Retype each line exactly. Skip images.

(Figure contents as structured data)
** BEGIN **

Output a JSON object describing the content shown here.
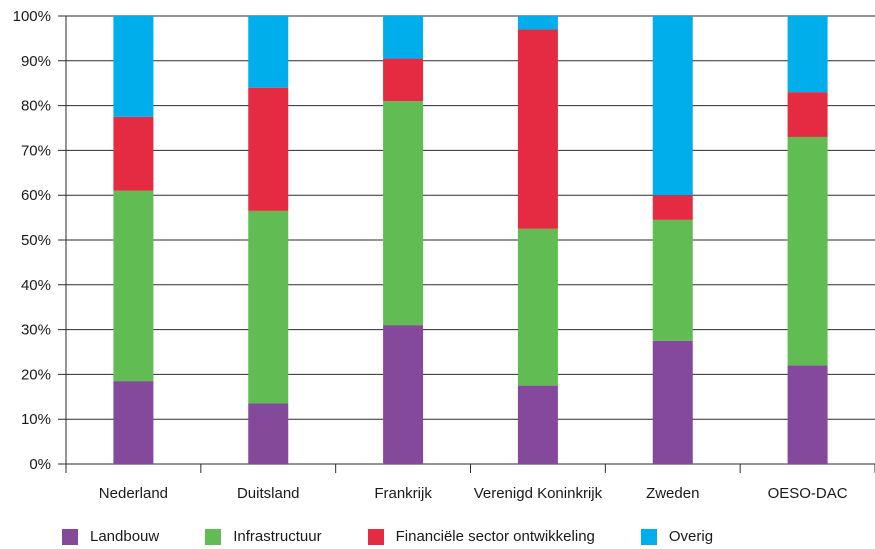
{
  "chart_data": {
    "type": "bar",
    "stacked": true,
    "percent": true,
    "categories": [
      "Nederland",
      "Duitsland",
      "Frankrijk",
      "Verenigd Koninkrijk",
      "Zweden",
      "OESO-DAC"
    ],
    "series": [
      {
        "name": "Landbouw",
        "color": "#84499b",
        "values": [
          18.5,
          13.5,
          31.0,
          17.5,
          27.5,
          22.0
        ]
      },
      {
        "name": "Infrastructuur",
        "color": "#61bc54",
        "values": [
          42.5,
          43.0,
          50.0,
          35.0,
          27.0,
          51.0
        ]
      },
      {
        "name": "Financiële sector ontwikkeling",
        "color": "#e42b41",
        "values": [
          16.5,
          27.5,
          9.5,
          44.5,
          5.5,
          10.0
        ]
      },
      {
        "name": "Overig",
        "color": "#00aeec",
        "values": [
          22.5,
          16.0,
          9.5,
          3.0,
          40.0,
          17.0
        ]
      }
    ],
    "yticks": [
      "0%",
      "10%",
      "20%",
      "30%",
      "40%",
      "50%",
      "60%",
      "70%",
      "80%",
      "90%",
      "100%"
    ],
    "ylim": [
      0,
      100
    ],
    "grid": true,
    "legend_position": "bottom"
  }
}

** END **

# FINAL RESULT:
Output a JSON object describing the content shown here.
{
  "chart_data": {
    "type": "bar",
    "stacked": true,
    "percent": true,
    "categories": [
      "Nederland",
      "Duitsland",
      "Frankrijk",
      "Verenigd Koninkrijk",
      "Zweden",
      "OESO-DAC"
    ],
    "series": [
      {
        "name": "Landbouw",
        "color": "#84499b",
        "values": [
          18.5,
          13.5,
          31.0,
          17.5,
          27.5,
          22.0
        ]
      },
      {
        "name": "Infrastructuur",
        "color": "#61bc54",
        "values": [
          42.5,
          43.0,
          50.0,
          35.0,
          27.0,
          51.0
        ]
      },
      {
        "name": "Financiële sector ontwikkeling",
        "color": "#e42b41",
        "values": [
          16.5,
          27.5,
          9.5,
          44.5,
          5.5,
          10.0
        ]
      },
      {
        "name": "Overig",
        "color": "#00aeec",
        "values": [
          22.5,
          16.0,
          9.5,
          3.0,
          40.0,
          17.0
        ]
      }
    ],
    "yticks": [
      "0%",
      "10%",
      "20%",
      "30%",
      "40%",
      "50%",
      "60%",
      "70%",
      "80%",
      "90%",
      "100%"
    ],
    "ylim": [
      0,
      100
    ],
    "grid": true,
    "legend_position": "bottom"
  }
}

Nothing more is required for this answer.